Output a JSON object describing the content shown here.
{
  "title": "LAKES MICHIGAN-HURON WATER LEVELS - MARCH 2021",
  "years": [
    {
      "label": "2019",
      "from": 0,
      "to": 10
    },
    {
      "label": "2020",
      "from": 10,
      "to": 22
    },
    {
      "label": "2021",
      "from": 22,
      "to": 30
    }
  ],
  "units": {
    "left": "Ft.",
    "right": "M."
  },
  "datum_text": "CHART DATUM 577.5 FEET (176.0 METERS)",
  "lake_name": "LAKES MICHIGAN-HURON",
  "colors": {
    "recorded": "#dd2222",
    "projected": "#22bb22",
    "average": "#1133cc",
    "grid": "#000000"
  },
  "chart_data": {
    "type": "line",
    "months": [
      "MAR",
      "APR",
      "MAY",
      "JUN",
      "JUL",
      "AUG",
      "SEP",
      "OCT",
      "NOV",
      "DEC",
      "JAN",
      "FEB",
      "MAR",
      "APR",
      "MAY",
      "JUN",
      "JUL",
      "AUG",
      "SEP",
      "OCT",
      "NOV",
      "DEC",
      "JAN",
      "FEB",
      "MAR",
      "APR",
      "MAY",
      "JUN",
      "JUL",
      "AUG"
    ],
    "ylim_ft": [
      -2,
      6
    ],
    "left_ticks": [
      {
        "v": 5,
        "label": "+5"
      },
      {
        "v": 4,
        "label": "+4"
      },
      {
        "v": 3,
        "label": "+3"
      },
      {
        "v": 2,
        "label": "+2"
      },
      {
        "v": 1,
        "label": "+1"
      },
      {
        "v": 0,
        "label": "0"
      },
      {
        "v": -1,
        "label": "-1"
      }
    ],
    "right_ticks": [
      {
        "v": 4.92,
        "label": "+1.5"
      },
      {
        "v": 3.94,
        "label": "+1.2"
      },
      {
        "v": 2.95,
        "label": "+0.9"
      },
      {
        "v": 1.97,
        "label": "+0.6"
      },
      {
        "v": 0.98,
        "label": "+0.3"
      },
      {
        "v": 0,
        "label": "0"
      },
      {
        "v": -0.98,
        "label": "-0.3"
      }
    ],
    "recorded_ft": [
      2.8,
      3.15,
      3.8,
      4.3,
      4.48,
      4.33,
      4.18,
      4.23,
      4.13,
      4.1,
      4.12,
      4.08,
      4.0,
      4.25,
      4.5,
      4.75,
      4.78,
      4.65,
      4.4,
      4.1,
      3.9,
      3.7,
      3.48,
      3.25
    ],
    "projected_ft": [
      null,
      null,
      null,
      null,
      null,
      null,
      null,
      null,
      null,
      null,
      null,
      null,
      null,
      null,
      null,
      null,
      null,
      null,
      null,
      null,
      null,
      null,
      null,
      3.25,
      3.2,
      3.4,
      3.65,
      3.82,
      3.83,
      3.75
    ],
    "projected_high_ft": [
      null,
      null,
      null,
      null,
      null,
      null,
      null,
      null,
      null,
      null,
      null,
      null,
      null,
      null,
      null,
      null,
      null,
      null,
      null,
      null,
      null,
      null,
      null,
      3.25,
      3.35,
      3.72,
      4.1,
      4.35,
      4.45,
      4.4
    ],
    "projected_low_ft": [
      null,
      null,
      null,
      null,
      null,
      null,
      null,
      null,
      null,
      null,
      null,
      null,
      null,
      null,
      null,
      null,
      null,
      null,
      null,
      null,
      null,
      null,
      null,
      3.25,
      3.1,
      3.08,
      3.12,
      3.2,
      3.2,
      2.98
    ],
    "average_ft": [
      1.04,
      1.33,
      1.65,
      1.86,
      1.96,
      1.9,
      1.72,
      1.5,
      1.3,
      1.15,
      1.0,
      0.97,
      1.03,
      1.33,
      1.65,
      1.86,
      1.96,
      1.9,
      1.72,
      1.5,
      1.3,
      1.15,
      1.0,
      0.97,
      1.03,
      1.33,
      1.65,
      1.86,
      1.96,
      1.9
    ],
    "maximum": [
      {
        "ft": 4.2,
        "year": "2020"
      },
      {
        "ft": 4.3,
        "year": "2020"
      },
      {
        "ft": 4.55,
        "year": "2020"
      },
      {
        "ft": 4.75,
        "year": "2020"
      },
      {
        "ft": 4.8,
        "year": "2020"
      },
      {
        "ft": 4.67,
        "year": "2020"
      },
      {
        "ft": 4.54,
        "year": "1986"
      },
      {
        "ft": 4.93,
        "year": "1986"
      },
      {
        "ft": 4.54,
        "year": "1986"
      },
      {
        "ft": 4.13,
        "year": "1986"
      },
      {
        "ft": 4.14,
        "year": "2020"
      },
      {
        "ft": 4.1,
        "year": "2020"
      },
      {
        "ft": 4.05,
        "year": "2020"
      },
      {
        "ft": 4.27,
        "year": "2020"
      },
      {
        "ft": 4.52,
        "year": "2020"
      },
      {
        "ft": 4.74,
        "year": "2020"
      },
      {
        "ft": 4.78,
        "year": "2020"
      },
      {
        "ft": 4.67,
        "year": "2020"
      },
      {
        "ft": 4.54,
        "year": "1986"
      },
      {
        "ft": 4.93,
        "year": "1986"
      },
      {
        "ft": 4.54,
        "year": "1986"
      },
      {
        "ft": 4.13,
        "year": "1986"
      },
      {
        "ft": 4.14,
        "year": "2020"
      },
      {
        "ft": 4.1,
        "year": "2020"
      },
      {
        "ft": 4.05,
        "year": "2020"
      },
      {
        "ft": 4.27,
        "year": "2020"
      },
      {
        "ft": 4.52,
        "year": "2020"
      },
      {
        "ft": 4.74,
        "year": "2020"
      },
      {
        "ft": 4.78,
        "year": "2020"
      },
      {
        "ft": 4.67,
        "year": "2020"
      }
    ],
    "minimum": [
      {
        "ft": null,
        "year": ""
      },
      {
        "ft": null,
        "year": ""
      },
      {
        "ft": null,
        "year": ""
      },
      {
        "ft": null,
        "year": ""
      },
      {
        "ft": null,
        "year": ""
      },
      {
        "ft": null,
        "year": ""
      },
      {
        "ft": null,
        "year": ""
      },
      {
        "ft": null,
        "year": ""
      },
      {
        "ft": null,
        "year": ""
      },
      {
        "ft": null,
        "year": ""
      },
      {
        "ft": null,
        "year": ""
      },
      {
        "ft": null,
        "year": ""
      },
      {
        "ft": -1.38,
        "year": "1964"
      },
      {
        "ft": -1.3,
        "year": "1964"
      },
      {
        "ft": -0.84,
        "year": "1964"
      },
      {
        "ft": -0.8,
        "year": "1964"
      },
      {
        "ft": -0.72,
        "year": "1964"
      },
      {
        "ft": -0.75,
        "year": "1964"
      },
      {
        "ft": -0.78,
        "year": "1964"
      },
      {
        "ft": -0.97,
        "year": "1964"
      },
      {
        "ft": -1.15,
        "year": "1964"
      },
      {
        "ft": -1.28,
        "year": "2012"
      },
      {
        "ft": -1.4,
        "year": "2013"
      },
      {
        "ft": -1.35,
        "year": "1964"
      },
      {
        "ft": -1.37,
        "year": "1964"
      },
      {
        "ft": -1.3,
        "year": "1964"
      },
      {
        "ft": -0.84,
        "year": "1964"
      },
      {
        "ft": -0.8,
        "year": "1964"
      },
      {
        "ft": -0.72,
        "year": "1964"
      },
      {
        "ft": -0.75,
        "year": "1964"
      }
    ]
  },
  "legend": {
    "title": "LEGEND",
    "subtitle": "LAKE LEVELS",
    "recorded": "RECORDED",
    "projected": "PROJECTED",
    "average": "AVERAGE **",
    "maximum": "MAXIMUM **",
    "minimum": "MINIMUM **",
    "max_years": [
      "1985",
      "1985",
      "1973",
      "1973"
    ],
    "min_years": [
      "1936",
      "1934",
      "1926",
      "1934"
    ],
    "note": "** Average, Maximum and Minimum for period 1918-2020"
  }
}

● **WORK TO DO**
From the records above, extract every entry exactly as given.

● **SOLUTION TO THE EXERCISE**
Output a JSON object describing the content shown here.
{
  "title": "LAKES MICHIGAN-HURON WATER LEVELS - MARCH 2021",
  "years": [
    {
      "label": "2019",
      "from": 0,
      "to": 10
    },
    {
      "label": "2020",
      "from": 10,
      "to": 22
    },
    {
      "label": "2021",
      "from": 22,
      "to": 30
    }
  ],
  "units": {
    "left": "Ft.",
    "right": "M."
  },
  "datum_text": "CHART DATUM 577.5 FEET (176.0 METERS)",
  "lake_name": "LAKES MICHIGAN-HURON",
  "colors": {
    "recorded": "#dd2222",
    "projected": "#22bb22",
    "average": "#1133cc",
    "grid": "#000000"
  },
  "chart_data": {
    "type": "line",
    "months": [
      "MAR",
      "APR",
      "MAY",
      "JUN",
      "JUL",
      "AUG",
      "SEP",
      "OCT",
      "NOV",
      "DEC",
      "JAN",
      "FEB",
      "MAR",
      "APR",
      "MAY",
      "JUN",
      "JUL",
      "AUG",
      "SEP",
      "OCT",
      "NOV",
      "DEC",
      "JAN",
      "FEB",
      "MAR",
      "APR",
      "MAY",
      "JUN",
      "JUL",
      "AUG"
    ],
    "ylim_ft": [
      -2,
      6
    ],
    "left_ticks": [
      {
        "v": 5,
        "label": "+5"
      },
      {
        "v": 4,
        "label": "+4"
      },
      {
        "v": 3,
        "label": "+3"
      },
      {
        "v": 2,
        "label": "+2"
      },
      {
        "v": 1,
        "label": "+1"
      },
      {
        "v": 0,
        "label": "0"
      },
      {
        "v": -1,
        "label": "-1"
      }
    ],
    "right_ticks": [
      {
        "v": 4.92,
        "label": "+1.5"
      },
      {
        "v": 3.94,
        "label": "+1.2"
      },
      {
        "v": 2.95,
        "label": "+0.9"
      },
      {
        "v": 1.97,
        "label": "+0.6"
      },
      {
        "v": 0.98,
        "label": "+0.3"
      },
      {
        "v": 0,
        "label": "0"
      },
      {
        "v": -0.98,
        "label": "-0.3"
      }
    ],
    "recorded_ft": [
      2.8,
      3.15,
      3.8,
      4.3,
      4.48,
      4.33,
      4.18,
      4.23,
      4.13,
      4.1,
      4.12,
      4.08,
      4.0,
      4.25,
      4.5,
      4.75,
      4.78,
      4.65,
      4.4,
      4.1,
      3.9,
      3.7,
      3.48,
      3.25
    ],
    "projected_ft": [
      null,
      null,
      null,
      null,
      null,
      null,
      null,
      null,
      null,
      null,
      null,
      null,
      null,
      null,
      null,
      null,
      null,
      null,
      null,
      null,
      null,
      null,
      null,
      3.25,
      3.2,
      3.4,
      3.65,
      3.82,
      3.83,
      3.75
    ],
    "projected_high_ft": [
      null,
      null,
      null,
      null,
      null,
      null,
      null,
      null,
      null,
      null,
      null,
      null,
      null,
      null,
      null,
      null,
      null,
      null,
      null,
      null,
      null,
      null,
      null,
      3.25,
      3.35,
      3.72,
      4.1,
      4.35,
      4.45,
      4.4
    ],
    "projected_low_ft": [
      null,
      null,
      null,
      null,
      null,
      null,
      null,
      null,
      null,
      null,
      null,
      null,
      null,
      null,
      null,
      null,
      null,
      null,
      null,
      null,
      null,
      null,
      null,
      3.25,
      3.1,
      3.08,
      3.12,
      3.2,
      3.2,
      2.98
    ],
    "average_ft": [
      1.04,
      1.33,
      1.65,
      1.86,
      1.96,
      1.9,
      1.72,
      1.5,
      1.3,
      1.15,
      1.0,
      0.97,
      1.03,
      1.33,
      1.65,
      1.86,
      1.96,
      1.9,
      1.72,
      1.5,
      1.3,
      1.15,
      1.0,
      0.97,
      1.03,
      1.33,
      1.65,
      1.86,
      1.96,
      1.9
    ],
    "maximum": [
      {
        "ft": 4.2,
        "year": "2020"
      },
      {
        "ft": 4.3,
        "year": "2020"
      },
      {
        "ft": 4.55,
        "year": "2020"
      },
      {
        "ft": 4.75,
        "year": "2020"
      },
      {
        "ft": 4.8,
        "year": "2020"
      },
      {
        "ft": 4.67,
        "year": "2020"
      },
      {
        "ft": 4.54,
        "year": "1986"
      },
      {
        "ft": 4.93,
        "year": "1986"
      },
      {
        "ft": 4.54,
        "year": "1986"
      },
      {
        "ft": 4.13,
        "year": "1986"
      },
      {
        "ft": 4.14,
        "year": "2020"
      },
      {
        "ft": 4.1,
        "year": "2020"
      },
      {
        "ft": 4.05,
        "year": "2020"
      },
      {
        "ft": 4.27,
        "year": "2020"
      },
      {
        "ft": 4.52,
        "year": "2020"
      },
      {
        "ft": 4.74,
        "year": "2020"
      },
      {
        "ft": 4.78,
        "year": "2020"
      },
      {
        "ft": 4.67,
        "year": "2020"
      },
      {
        "ft": 4.54,
        "year": "1986"
      },
      {
        "ft": 4.93,
        "year": "1986"
      },
      {
        "ft": 4.54,
        "year": "1986"
      },
      {
        "ft": 4.13,
        "year": "1986"
      },
      {
        "ft": 4.14,
        "year": "2020"
      },
      {
        "ft": 4.1,
        "year": "2020"
      },
      {
        "ft": 4.05,
        "year": "2020"
      },
      {
        "ft": 4.27,
        "year": "2020"
      },
      {
        "ft": 4.52,
        "year": "2020"
      },
      {
        "ft": 4.74,
        "year": "2020"
      },
      {
        "ft": 4.78,
        "year": "2020"
      },
      {
        "ft": 4.67,
        "year": "2020"
      }
    ],
    "minimum": [
      {
        "ft": null,
        "year": ""
      },
      {
        "ft": null,
        "year": ""
      },
      {
        "ft": null,
        "year": ""
      },
      {
        "ft": null,
        "year": ""
      },
      {
        "ft": null,
        "year": ""
      },
      {
        "ft": null,
        "year": ""
      },
      {
        "ft": null,
        "year": ""
      },
      {
        "ft": null,
        "year": ""
      },
      {
        "ft": null,
        "year": ""
      },
      {
        "ft": null,
        "year": ""
      },
      {
        "ft": null,
        "year": ""
      },
      {
        "ft": null,
        "year": ""
      },
      {
        "ft": -1.38,
        "year": "1964"
      },
      {
        "ft": -1.3,
        "year": "1964"
      },
      {
        "ft": -0.84,
        "year": "1964"
      },
      {
        "ft": -0.8,
        "year": "1964"
      },
      {
        "ft": -0.72,
        "year": "1964"
      },
      {
        "ft": -0.75,
        "year": "1964"
      },
      {
        "ft": -0.78,
        "year": "1964"
      },
      {
        "ft": -0.97,
        "year": "1964"
      },
      {
        "ft": -1.15,
        "year": "1964"
      },
      {
        "ft": -1.28,
        "year": "2012"
      },
      {
        "ft": -1.4,
        "year": "2013"
      },
      {
        "ft": -1.35,
        "year": "1964"
      },
      {
        "ft": -1.37,
        "year": "1964"
      },
      {
        "ft": -1.3,
        "year": "1964"
      },
      {
        "ft": -0.84,
        "year": "1964"
      },
      {
        "ft": -0.8,
        "year": "1964"
      },
      {
        "ft": -0.72,
        "year": "1964"
      },
      {
        "ft": -0.75,
        "year": "1964"
      }
    ]
  },
  "legend": {
    "title": "LEGEND",
    "subtitle": "LAKE LEVELS",
    "recorded": "RECORDED",
    "projected": "PROJECTED",
    "average": "AVERAGE **",
    "maximum": "MAXIMUM **",
    "minimum": "MINIMUM **",
    "max_years": [
      "1985",
      "1985",
      "1973",
      "1973"
    ],
    "min_years": [
      "1936",
      "1934",
      "1926",
      "1934"
    ],
    "note": "** Average, Maximum and Minimum for period 1918-2020"
  }
}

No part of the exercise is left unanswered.